Exercise requirements:
**a)** Decide whether each statement below agrees with the blog post on executive pay adjustments, answering yes or no and quoting the deciding words from the post. (i) The Aon memo runs nine pages. (ii) MSCI's analysis covered chief-executive pay at more than 400 big public American firms. (iii) The Equilar analysis was commissioned by MSCI.
**b)** In the Equilar analysis described in the blog post on executive pay adjustments, how much did bosses in the top pay quartile make compared with those in the bottom quartile?

The Advisors' Blog

This blog features wisdom from respected compensation consultants and lawyers

August 12, 2020

Framework for Executive Pay Adjustments

Liz Dunshee

I blogged earlier this week that COVID-related pay decisions will dominate the upcoming proxy season. Unfortunately, the business environment remains uncertain and companies must examine whether previously-adopted metrics remain appropriate. In our “Covid-19″ Practice Area, we’ve posted this chart from Winston & Strawn that catalogues companies that have disclosed changes to annual or long-term incentives due to the pandemic and resulting economic uncertainty. This 9-page Aon memo outlines a framework for deciding whether – and how – to change pay programs. Here’s an excerpt:

Now that we are almost six months into dealing with the pandemic, it’s becoming clear that compensation committees will need to use far more discretion than they have in the past. Given scrutiny over executive compensation is far greater in the era of say-on-pay voting than it was a decade ago, compensation committees will want to review performance objectively and rely more on measured judgement than pure discretion to make compensation decisions.

Relevant internal stakeholders — including compensation committees, executives, HR and rewards leaders — should begin the process by thinking through these types of questions:

▪ How, and how much, should executives and employees be rewarded for results delivered during an unprecedented crisis?
▪ How do we measure performance when performance measures or goals established early in the year don’t translate to the long-term health of the company given the current environment?
▪ How do we help compensation committees move from formulaic to measured judgement?
▪ What should we expect in terms of shareholders’ and proxy advisory firms’ reactions?

To ensure companies are prepared in the coming months to make compensation decisions with measured judgement that withstands intense scrutiny, now is the time to start establishing a process with a solid framework.

Keep in mind that while mid-year adjustments and discretionary awards might be necessary to motivate executives during a challenging time, they also contribute to skepticism of incentive pay programs. This Economist article discusses the growing contingent who are questioning whether “pay-for-performance” is working (a phenomenon I’ve blogged about a few times over the last couple of years). Here’s an excerpt:

In 2017 MSCI, a research firm, published its analysis of realised chief-executive pay between 2007 and 2016 at more than 400 big public American firms. At more than three-fifths of the firms, it showed no correlation with ten-year total returns. Some firms overpaid lousy bosses; others underpaid successful ones. Pay-for-performance “may be broken”, MSCI concluded. A recent paper co-authored by Lucas Davis of the Haas School of Business finds “strong evidence” that bosses of energy firms see clear pay gains when stock valuations rise as a result of an oil-price spike which they have no way to influence.

A fresh analysis by Equilar, commissioned by CalPERS, a big Californian public pension fund, identifies similar trends. It looked at the past five years of realised CEO pay for most firms in the Russell 3000 and compared this with the companies’ total returns. The bosses in the top pay quartile made twelve times what those in the bottom quartile did, but produced financial returns only twice as good. The bosses in the second-lowest pay quartile made nearly three times as much as those in the bottom quartile, even though their firms’ total returns were actually worse. “There is no evidence that boards can tell in advance who is a talented CEO,” sums up Simiso Nzima of CalPERS.

Document structure recognition data:
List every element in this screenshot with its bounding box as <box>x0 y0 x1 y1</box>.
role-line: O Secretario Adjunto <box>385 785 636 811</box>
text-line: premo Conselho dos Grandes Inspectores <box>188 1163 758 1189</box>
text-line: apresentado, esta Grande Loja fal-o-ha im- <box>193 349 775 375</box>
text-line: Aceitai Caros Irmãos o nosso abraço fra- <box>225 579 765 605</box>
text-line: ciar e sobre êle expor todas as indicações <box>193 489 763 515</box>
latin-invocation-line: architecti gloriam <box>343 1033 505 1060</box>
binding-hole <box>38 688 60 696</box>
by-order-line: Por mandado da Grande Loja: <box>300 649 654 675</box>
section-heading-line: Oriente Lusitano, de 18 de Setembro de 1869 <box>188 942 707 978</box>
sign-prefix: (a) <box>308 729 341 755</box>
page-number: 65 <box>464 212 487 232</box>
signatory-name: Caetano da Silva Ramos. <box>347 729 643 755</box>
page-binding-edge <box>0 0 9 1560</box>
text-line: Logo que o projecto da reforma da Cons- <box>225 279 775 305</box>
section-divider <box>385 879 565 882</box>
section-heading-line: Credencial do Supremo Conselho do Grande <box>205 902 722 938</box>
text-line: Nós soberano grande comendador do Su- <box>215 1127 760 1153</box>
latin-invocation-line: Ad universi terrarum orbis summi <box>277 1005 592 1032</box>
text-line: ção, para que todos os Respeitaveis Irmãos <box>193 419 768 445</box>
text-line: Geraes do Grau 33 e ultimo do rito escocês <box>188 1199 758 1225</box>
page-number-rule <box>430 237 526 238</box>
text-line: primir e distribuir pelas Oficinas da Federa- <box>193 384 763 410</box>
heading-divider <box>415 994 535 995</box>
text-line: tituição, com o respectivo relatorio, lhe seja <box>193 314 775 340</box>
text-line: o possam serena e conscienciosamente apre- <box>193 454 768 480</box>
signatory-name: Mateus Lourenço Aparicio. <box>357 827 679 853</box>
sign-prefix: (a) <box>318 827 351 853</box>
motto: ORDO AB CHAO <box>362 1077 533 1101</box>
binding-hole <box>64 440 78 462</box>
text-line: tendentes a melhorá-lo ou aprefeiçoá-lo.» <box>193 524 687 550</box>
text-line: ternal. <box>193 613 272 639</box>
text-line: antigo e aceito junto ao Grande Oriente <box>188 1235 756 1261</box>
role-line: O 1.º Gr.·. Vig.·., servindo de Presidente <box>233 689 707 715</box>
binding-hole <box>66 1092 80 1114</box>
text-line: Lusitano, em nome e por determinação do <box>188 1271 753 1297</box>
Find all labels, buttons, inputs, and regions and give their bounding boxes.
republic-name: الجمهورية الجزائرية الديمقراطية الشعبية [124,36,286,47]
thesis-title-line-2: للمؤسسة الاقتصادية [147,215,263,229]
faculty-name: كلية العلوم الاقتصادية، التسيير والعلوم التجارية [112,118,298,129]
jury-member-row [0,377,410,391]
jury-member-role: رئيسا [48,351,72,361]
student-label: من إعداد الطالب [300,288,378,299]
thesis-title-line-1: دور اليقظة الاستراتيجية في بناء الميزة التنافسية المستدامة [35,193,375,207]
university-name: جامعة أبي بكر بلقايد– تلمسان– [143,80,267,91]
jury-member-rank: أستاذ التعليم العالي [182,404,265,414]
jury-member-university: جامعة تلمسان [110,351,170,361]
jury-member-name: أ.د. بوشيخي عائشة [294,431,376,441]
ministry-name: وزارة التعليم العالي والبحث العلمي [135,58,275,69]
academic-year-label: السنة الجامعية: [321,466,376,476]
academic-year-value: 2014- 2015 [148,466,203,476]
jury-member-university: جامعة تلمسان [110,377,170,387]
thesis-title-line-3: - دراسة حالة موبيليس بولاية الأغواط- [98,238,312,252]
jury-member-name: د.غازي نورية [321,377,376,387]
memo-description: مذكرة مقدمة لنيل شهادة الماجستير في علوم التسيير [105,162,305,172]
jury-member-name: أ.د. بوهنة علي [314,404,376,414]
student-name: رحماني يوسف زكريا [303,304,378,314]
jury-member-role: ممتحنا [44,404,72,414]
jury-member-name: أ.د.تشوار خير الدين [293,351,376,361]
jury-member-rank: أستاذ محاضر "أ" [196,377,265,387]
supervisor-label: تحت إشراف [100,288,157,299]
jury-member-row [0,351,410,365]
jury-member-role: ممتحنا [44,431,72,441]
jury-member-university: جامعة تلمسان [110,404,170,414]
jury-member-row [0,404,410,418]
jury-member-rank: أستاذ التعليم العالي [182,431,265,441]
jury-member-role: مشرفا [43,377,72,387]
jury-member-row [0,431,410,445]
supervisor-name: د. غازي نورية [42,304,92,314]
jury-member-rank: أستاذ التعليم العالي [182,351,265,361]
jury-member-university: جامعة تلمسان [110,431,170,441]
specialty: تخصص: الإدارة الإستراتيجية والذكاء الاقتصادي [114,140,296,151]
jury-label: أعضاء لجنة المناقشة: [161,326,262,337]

Responses by task:
**a)**
(i) Yes: "This 9-page Aon memo outlines a framework for deciding whether – and how – to change pay programs."
(ii) Yes: "published its analysis of realised chief-executive pay between 2007 and 2016 at more than 400 big public American firms"
(iii) No: "A fresh analysis by Equilar, commissioned by CalPERS, a big Californian public pension fund"

**b)** Twelve times as much.